* [DATA FOR PROCESSING]
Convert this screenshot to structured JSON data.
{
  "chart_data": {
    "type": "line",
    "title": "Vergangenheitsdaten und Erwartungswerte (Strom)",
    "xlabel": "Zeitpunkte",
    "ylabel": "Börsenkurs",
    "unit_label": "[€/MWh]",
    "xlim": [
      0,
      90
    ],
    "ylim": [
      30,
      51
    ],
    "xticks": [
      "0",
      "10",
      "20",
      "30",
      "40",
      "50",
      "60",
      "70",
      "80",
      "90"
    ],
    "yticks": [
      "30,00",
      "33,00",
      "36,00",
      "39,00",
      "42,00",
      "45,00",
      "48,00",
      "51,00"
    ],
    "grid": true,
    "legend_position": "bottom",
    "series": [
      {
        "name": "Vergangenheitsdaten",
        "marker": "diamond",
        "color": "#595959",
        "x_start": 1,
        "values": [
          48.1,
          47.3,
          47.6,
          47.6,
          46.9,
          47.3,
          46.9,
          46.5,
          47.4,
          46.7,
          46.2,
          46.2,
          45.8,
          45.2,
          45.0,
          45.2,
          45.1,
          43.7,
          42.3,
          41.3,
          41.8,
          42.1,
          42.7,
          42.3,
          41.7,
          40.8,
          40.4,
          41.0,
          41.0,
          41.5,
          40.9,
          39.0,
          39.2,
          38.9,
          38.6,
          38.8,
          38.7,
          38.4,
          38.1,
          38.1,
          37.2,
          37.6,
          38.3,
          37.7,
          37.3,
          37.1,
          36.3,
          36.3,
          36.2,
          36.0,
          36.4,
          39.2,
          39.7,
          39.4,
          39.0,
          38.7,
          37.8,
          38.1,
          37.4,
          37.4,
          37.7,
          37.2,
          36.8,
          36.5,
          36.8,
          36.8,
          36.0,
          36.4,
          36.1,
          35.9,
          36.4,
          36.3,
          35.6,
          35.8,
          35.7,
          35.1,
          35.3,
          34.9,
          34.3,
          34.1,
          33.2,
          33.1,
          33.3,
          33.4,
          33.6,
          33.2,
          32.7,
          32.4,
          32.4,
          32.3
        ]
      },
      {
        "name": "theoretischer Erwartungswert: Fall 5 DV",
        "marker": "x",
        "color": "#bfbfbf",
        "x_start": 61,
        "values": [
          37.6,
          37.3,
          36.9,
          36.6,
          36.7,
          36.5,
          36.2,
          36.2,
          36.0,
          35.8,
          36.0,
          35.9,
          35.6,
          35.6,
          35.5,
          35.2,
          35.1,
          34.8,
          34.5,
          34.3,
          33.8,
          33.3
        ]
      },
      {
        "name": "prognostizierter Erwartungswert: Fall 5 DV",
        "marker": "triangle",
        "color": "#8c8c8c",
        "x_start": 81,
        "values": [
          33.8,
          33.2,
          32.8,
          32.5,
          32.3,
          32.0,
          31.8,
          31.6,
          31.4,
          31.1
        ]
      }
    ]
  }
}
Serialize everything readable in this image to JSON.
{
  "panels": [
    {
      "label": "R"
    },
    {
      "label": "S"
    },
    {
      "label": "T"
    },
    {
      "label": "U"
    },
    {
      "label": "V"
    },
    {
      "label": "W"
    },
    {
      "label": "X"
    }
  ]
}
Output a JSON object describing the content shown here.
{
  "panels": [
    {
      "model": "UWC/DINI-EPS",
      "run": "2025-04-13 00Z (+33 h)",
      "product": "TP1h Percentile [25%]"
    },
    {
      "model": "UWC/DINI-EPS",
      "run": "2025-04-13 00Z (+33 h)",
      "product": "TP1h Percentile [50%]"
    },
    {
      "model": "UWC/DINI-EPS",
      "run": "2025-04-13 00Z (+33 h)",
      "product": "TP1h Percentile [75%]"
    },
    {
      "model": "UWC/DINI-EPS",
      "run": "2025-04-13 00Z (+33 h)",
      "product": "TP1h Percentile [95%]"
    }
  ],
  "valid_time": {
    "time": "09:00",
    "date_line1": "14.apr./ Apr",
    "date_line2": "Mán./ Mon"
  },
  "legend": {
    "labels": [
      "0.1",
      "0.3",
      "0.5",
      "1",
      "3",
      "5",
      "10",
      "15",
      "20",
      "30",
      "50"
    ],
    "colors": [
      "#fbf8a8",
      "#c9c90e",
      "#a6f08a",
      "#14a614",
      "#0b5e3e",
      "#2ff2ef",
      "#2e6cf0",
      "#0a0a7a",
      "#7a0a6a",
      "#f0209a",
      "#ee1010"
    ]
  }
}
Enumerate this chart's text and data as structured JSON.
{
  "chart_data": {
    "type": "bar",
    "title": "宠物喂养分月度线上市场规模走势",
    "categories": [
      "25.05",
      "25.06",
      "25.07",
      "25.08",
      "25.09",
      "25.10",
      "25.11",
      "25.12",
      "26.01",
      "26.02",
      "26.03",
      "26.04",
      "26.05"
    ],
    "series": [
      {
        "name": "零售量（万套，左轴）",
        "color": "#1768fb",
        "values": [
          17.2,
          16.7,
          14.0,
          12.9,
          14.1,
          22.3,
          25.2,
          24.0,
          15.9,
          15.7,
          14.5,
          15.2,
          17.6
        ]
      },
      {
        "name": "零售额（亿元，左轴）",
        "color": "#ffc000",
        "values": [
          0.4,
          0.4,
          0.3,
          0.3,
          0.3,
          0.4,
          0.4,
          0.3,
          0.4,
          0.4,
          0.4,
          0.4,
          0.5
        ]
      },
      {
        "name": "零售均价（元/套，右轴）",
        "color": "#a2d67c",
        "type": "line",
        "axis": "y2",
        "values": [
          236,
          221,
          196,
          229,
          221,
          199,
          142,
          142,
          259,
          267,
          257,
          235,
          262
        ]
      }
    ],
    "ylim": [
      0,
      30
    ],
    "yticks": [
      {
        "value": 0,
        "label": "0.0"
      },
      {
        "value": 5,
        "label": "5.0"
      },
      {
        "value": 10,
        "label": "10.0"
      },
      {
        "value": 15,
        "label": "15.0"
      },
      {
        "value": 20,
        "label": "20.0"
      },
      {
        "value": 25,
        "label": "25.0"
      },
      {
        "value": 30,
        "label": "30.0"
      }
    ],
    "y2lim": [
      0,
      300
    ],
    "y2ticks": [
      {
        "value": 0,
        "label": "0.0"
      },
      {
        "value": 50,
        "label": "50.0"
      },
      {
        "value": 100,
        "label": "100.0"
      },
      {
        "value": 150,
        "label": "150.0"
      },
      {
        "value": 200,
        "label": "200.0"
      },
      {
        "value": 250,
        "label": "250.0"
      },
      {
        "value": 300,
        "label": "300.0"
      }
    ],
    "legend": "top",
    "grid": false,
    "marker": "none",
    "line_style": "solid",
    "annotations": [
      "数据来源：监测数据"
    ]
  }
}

* [AIM OF THE TASK] Copy out all of the lines above exactly.

* [OUTPUT BELOW]
Convert this screenshot to structured JSON data.
{
  "chart_data": {
    "type": "line",
    "title": "Vergangenheitsdaten und Erwartungswerte (Strom)",
    "xlabel": "Zeitpunkte",
    "ylabel": "Börsenkurs",
    "unit_label": "[€/MWh]",
    "xlim": [
      0,
      90
    ],
    "ylim": [
      30,
      51
    ],
    "xticks": [
      "0",
      "10",
      "20",
      "30",
      "40",
      "50",
      "60",
      "70",
      "80",
      "90"
    ],
    "yticks": [
      "30,00",
      "33,00",
      "36,00",
      "39,00",
      "42,00",
      "45,00",
      "48,00",
      "51,00"
    ],
    "grid": true,
    "legend_position": "bottom",
    "series": [
      {
        "name": "Vergangenheitsdaten",
        "marker": "diamond",
        "color": "#595959",
        "x_start": 1,
        "values": [
          48.1,
          47.3,
          47.6,
          47.6,
          46.9,
          47.3,
          46.9,
          46.5,
          47.4,
          46.7,
          46.2,
          46.2,
          45.8,
          45.2,
          45.0,
          45.2,
          45.1,
          43.7,
          42.3,
          41.3,
          41.8,
          42.1,
          42.7,
          42.3,
          41.7,
          40.8,
          40.4,
          41.0,
          41.0,
          41.5,
          40.9,
          39.0,
          39.2,
          38.9,
          38.6,
          38.8,
          38.7,
          38.4,
          38.1,
          38.1,
          37.2,
          37.6,
          38.3,
          37.7,
          37.3,
          37.1,
          36.3,
          36.3,
          36.2,
          36.0,
          36.4,
          39.2,
          39.7,
          39.4,
          39.0,
          38.7,
          37.8,
          38.1,
          37.4,
          37.4,
          37.7,
          37.2,
          36.8,
          36.5,
          36.8,
          36.8,
          36.0,
          36.4,
          36.1,
          35.9,
          36.4,
          36.3,
          35.6,
          35.8,
          35.7,
          35.1,
          35.3,
          34.9,
          34.3,
          34.1,
          33.2,
          33.1,
          33.3,
          33.4,
          33.6,
          33.2,
          32.7,
          32.4,
          32.4,
          32.3
        ]
      },
      {
        "name": "theoretischer Erwartungswert: Fall 5 DV",
        "marker": "x",
        "color": "#bfbfbf",
        "x_start": 61,
        "values": [
          37.6,
          37.3,
          36.9,
          36.6,
          36.7,
          36.5,
          36.2,
          36.2,
          36.0,
          35.8,
          36.0,
          35.9,
          35.6,
          35.6,
          35.5,
          35.2,
          35.1,
          34.8,
          34.5,
          34.3,
          33.8,
          33.3
        ]
      },
      {
        "name": "prognostizierter Erwartungswert: Fall 5 DV",
        "marker": "triangle",
        "color": "#8c8c8c",
        "x_start": 81,
        "values": [
          33.8,
          33.2,
          32.8,
          32.5,
          32.3,
          32.0,
          31.8,
          31.6,
          31.4,
          31.1
        ]
      }
    ]
  }
}
Serialize everything readable in this image to JSON.
{
  "panels": [
    {
      "label": "R"
    },
    {
      "label": "S"
    },
    {
      "label": "T"
    },
    {
      "label": "U"
    },
    {
      "label": "V"
    },
    {
      "label": "W"
    },
    {
      "label": "X"
    }
  ]
}
Output a JSON object describing the content shown here.
{
  "panels": [
    {
      "model": "UWC/DINI-EPS",
      "run": "2025-04-13 00Z (+33 h)",
      "product": "TP1h Percentile [25%]"
    },
    {
      "model": "UWC/DINI-EPS",
      "run": "2025-04-13 00Z (+33 h)",
      "product": "TP1h Percentile [50%]"
    },
    {
      "model": "UWC/DINI-EPS",
      "run": "2025-04-13 00Z (+33 h)",
      "product": "TP1h Percentile [75%]"
    },
    {
      "model": "UWC/DINI-EPS",
      "run": "2025-04-13 00Z (+33 h)",
      "product": "TP1h Percentile [95%]"
    }
  ],
  "valid_time": {
    "time": "09:00",
    "date_line1": "14.apr./ Apr",
    "date_line2": "Mán./ Mon"
  },
  "legend": {
    "labels": [
      "0.1",
      "0.3",
      "0.5",
      "1",
      "3",
      "5",
      "10",
      "15",
      "20",
      "30",
      "50"
    ],
    "colors": [
      "#fbf8a8",
      "#c9c90e",
      "#a6f08a",
      "#14a614",
      "#0b5e3e",
      "#2ff2ef",
      "#2e6cf0",
      "#0a0a7a",
      "#7a0a6a",
      "#f0209a",
      "#ee1010"
    ]
  }
}
Enumerate this chart's text and data as structured JSON.
{
  "chart_data": {
    "type": "bar",
    "title": "宠物喂养分月度线上市场规模走势",
    "categories": [
      "25.05",
      "25.06",
      "25.07",
      "25.08",
      "25.09",
      "25.10",
      "25.11",
      "25.12",
      "26.01",
      "26.02",
      "26.03",
      "26.04",
      "26.05"
    ],
    "series": [
      {
        "name": "零售量（万套，左轴）",
        "color": "#1768fb",
        "values": [
          17.2,
          16.7,
          14.0,
          12.9,
          14.1,
          22.3,
          25.2,
          24.0,
          15.9,
          15.7,
          14.5,
          15.2,
          17.6
        ]
      },
      {
        "name": "零售额（亿元，左轴）",
        "color": "#ffc000",
        "values": [
          0.4,
          0.4,
          0.3,
          0.3,
          0.3,
          0.4,
          0.4,
          0.3,
          0.4,
          0.4,
          0.4,
          0.4,
          0.5
        ]
      },
      {
        "name": "零售均价（元/套，右轴）",
        "color": "#a2d67c",
        "type": "line",
        "axis": "y2",
        "values": [
          236,
          221,
          196,
          229,
          221,
          199,
          142,
          142,
          259,
          267,
          257,
          235,
          262
        ]
      }
    ],
    "ylim": [
      0,
      30
    ],
    "yticks": [
      {
        "value": 0,
        "label": "0.0"
      },
      {
        "value": 5,
        "label": "5.0"
      },
      {
        "value": 10,
        "label": "10.0"
      },
      {
        "value": 15,
        "label": "15.0"
      },
      {
        "value": 20,
        "label": "20.0"
      },
      {
        "value": 25,
        "label": "25.0"
      },
      {
        "value": 30,
        "label": "30.0"
      }
    ],
    "y2lim": [
      0,
      300
    ],
    "y2ticks": [
      {
        "value": 0,
        "label": "0.0"
      },
      {
        "value": 50,
        "label": "50.0"
      },
      {
        "value": 100,
        "label": "100.0"
      },
      {
        "value": 150,
        "label": "150.0"
      },
      {
        "value": 200,
        "label": "200.0"
      },
      {
        "value": 250,
        "label": "250.0"
      },
      {
        "value": 300,
        "label": "300.0"
      }
    ],
    "legend": "top",
    "grid": false,
    "marker": "none",
    "line_style": "solid",
    "annotations": [
      "数据来源：监测数据"
    ]
  }
}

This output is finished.